#### YOUR INSTRUCTIONS
Report every line below that holds the word "name".

________________________________________

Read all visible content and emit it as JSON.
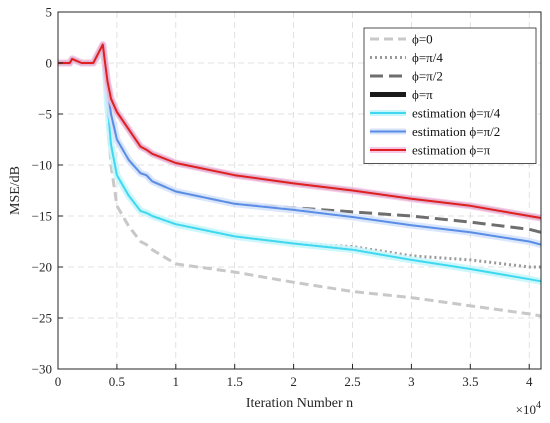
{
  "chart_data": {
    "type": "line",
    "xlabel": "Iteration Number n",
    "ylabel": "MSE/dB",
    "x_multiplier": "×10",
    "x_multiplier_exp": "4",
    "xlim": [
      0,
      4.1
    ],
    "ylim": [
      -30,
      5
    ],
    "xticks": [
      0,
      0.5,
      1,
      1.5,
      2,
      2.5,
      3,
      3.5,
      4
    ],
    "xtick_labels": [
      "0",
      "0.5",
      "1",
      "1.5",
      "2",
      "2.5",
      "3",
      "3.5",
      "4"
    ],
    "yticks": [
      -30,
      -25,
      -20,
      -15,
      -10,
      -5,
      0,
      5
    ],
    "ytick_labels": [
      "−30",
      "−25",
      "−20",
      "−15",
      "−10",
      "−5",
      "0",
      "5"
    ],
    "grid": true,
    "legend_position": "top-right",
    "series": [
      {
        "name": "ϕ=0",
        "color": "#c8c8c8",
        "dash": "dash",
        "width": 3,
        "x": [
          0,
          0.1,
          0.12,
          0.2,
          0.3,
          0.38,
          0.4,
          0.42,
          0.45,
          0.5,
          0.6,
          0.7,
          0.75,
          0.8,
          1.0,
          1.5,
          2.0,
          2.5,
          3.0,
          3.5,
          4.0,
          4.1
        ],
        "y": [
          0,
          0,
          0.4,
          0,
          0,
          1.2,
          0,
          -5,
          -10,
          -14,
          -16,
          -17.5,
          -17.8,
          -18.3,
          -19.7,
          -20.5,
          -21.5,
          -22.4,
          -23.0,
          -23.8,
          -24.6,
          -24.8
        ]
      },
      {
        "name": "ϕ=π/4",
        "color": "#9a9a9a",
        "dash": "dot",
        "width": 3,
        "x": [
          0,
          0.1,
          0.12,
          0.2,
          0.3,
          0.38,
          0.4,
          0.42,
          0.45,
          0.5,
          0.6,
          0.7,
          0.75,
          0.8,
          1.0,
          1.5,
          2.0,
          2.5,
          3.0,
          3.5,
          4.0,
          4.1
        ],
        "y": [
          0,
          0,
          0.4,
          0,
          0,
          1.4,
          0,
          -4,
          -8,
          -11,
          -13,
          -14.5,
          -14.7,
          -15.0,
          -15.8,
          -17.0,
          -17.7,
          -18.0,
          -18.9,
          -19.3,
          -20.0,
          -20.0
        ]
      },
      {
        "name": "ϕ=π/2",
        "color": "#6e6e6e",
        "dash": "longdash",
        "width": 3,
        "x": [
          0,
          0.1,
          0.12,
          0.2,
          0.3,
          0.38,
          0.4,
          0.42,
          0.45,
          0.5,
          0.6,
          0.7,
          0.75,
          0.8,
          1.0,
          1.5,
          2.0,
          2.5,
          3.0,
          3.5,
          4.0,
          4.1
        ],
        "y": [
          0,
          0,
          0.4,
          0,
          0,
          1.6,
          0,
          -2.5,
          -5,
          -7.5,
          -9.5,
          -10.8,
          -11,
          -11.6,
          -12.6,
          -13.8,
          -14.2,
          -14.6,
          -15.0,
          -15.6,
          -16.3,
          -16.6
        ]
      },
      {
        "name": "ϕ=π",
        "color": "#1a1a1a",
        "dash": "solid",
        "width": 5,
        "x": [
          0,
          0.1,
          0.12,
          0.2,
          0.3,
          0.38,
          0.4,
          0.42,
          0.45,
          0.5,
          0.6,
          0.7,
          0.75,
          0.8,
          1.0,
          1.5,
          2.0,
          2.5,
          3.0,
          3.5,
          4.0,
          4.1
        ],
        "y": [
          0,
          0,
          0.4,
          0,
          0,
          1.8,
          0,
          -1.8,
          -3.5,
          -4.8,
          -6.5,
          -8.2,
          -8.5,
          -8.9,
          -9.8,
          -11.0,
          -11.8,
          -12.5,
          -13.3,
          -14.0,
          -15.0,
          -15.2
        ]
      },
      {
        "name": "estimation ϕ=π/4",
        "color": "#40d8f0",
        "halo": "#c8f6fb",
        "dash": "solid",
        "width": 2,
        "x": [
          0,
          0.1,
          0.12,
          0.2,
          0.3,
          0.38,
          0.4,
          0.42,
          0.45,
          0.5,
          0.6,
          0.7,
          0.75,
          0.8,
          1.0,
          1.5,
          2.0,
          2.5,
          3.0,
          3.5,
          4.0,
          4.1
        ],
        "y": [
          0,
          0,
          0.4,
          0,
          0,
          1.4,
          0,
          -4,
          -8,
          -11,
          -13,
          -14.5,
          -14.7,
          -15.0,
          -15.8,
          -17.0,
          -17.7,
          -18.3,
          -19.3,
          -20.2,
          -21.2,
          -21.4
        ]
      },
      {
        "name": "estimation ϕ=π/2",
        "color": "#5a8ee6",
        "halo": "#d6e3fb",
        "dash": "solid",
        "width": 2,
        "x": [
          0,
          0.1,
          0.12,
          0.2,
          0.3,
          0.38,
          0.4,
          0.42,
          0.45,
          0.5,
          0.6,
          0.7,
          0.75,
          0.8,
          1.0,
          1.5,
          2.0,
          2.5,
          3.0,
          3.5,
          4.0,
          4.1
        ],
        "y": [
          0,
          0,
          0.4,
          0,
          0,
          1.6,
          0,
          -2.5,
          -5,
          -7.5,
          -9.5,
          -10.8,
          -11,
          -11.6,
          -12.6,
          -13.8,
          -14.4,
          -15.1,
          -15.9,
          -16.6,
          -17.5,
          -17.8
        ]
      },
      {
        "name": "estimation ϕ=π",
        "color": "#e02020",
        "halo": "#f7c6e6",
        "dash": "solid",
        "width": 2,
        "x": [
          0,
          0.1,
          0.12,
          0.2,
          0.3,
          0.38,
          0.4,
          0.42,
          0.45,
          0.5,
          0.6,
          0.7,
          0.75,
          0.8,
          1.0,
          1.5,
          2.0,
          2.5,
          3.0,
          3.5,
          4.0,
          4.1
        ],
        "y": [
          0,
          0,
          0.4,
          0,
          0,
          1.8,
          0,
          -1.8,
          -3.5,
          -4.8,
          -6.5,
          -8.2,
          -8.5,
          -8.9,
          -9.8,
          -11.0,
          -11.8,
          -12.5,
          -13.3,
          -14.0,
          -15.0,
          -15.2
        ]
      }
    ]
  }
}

________________________________________

#### TASK SOLUTION
        "name": "ϕ=0",
        "name": "ϕ=π/4",
        "name": "ϕ=π/2",
        "name": "ϕ=π",
        "name": "estimation ϕ=π/4",
        "name": "estimation ϕ=π/2",
        "name": "estimation ϕ=π",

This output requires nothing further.